* [EXERCISE AIM] How many lines in the records below hold the string "طلوع"? Answer with the number alone.

* [GIVEN INFORMATION]
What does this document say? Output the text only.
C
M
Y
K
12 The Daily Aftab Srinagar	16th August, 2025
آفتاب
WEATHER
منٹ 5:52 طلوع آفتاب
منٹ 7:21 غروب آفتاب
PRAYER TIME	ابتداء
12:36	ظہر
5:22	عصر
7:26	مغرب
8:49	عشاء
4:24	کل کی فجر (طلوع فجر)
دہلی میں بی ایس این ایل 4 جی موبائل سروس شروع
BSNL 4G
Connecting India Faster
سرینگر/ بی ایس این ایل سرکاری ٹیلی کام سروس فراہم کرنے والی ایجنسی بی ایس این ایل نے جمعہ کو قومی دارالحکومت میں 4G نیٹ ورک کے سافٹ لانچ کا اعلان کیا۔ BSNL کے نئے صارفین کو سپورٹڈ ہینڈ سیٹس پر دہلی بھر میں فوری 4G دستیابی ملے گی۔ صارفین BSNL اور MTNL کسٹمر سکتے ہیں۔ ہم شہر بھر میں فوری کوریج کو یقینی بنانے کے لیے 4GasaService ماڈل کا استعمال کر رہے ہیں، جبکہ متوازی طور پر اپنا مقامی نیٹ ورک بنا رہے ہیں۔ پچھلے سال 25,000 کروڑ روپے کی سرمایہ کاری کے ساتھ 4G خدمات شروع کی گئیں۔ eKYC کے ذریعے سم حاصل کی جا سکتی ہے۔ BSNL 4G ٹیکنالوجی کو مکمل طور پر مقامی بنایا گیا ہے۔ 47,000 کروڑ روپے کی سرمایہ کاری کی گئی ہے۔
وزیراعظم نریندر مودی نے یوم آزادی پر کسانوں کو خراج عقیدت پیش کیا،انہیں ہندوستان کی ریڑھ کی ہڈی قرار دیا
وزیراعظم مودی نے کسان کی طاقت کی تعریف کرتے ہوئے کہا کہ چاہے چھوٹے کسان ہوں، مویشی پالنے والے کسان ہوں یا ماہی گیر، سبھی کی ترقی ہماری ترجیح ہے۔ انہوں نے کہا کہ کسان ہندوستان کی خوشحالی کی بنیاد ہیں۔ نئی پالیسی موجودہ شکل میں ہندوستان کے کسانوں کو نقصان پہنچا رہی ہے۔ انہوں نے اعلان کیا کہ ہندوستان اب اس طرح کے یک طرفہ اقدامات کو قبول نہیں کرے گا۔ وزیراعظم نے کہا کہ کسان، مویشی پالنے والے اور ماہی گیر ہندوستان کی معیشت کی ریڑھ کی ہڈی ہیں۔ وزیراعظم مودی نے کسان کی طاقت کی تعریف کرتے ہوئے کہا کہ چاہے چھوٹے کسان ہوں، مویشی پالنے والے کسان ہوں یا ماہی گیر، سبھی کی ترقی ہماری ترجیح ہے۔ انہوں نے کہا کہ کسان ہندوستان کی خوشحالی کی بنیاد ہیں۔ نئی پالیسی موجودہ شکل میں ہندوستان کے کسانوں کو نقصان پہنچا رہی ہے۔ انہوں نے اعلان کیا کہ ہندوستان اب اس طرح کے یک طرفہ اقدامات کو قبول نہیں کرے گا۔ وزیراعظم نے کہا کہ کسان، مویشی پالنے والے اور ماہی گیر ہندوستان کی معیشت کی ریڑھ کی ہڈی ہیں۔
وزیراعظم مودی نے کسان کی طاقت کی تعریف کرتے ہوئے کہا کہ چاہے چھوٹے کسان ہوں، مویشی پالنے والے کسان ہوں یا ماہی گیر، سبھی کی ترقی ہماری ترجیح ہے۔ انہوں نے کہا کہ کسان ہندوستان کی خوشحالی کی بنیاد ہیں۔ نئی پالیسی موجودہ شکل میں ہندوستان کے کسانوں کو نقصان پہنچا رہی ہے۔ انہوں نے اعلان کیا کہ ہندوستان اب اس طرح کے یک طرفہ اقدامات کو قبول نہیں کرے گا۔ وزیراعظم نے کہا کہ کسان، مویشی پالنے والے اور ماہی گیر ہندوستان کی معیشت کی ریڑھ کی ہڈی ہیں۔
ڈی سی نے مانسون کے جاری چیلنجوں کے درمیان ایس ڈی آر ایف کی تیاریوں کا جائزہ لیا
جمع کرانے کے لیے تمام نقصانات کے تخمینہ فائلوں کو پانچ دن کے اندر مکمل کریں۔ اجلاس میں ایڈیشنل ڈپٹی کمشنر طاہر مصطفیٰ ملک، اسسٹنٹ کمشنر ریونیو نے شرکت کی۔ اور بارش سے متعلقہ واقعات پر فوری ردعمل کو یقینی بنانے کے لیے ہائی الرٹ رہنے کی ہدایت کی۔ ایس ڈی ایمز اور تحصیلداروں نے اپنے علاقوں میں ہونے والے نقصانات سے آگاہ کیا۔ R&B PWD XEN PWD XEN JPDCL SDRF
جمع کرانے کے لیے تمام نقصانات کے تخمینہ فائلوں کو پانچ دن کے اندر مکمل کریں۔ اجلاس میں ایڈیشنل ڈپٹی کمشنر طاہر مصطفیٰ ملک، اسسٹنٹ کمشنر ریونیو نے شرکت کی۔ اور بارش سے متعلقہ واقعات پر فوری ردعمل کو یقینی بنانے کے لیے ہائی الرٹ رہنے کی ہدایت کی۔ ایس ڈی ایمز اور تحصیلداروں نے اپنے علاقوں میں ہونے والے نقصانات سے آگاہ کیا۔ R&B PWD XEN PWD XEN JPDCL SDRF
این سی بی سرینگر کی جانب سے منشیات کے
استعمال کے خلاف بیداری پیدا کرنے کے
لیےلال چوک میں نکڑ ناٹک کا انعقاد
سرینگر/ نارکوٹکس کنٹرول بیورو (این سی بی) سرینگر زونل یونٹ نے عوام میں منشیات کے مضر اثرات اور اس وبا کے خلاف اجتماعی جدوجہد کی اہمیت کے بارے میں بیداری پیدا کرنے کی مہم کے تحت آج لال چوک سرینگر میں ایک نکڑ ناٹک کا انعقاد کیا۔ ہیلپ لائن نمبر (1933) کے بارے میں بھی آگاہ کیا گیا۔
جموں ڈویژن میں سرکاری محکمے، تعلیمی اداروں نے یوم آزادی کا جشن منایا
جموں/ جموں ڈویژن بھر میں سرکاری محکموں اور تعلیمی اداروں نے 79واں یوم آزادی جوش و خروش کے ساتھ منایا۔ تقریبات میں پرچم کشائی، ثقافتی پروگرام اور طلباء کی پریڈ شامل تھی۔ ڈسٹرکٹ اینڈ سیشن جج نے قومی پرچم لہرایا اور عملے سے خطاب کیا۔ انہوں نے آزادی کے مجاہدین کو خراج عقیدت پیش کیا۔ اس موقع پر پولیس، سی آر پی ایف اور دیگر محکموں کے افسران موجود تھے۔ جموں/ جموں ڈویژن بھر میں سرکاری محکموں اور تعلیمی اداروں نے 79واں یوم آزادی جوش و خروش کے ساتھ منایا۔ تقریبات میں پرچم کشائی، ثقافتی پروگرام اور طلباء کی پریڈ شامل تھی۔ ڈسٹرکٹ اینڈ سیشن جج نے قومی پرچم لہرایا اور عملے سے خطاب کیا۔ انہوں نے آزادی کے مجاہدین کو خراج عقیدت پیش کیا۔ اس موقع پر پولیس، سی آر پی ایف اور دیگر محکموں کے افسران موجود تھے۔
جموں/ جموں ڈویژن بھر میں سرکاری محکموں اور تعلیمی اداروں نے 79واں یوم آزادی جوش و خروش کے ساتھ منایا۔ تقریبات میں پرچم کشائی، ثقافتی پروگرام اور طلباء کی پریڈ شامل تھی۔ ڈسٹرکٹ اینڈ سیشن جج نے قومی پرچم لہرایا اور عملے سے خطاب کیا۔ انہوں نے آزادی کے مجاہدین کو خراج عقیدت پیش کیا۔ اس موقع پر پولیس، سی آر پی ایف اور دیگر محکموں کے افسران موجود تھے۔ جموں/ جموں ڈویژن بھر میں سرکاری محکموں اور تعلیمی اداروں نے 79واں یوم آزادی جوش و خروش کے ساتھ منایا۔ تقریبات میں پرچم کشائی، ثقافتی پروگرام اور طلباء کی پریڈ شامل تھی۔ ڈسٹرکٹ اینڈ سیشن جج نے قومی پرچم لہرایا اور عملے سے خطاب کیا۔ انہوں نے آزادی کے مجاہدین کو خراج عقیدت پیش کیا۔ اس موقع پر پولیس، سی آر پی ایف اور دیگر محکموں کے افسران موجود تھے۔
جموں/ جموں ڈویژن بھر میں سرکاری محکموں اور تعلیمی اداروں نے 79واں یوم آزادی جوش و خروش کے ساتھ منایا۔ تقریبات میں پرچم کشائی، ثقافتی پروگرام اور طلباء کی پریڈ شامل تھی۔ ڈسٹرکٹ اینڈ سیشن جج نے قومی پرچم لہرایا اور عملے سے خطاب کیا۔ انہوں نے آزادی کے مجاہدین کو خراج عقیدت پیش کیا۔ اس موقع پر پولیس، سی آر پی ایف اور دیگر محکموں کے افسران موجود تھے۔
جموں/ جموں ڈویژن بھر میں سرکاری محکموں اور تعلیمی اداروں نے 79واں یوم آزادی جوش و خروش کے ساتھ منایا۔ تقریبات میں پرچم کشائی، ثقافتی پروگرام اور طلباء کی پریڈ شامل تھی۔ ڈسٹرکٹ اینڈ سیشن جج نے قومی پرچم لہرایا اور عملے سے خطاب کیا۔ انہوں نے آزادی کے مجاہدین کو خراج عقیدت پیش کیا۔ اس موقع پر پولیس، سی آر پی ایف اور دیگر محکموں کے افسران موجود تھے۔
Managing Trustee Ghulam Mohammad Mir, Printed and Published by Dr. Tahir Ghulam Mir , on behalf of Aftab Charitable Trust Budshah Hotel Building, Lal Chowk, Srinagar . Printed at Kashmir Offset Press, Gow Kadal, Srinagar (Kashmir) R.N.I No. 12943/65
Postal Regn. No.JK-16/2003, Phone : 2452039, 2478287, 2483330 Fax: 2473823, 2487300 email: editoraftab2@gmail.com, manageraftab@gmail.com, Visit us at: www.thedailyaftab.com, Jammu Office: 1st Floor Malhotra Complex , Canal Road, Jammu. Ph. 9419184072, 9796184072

* [FINISHED EXERCISE] 2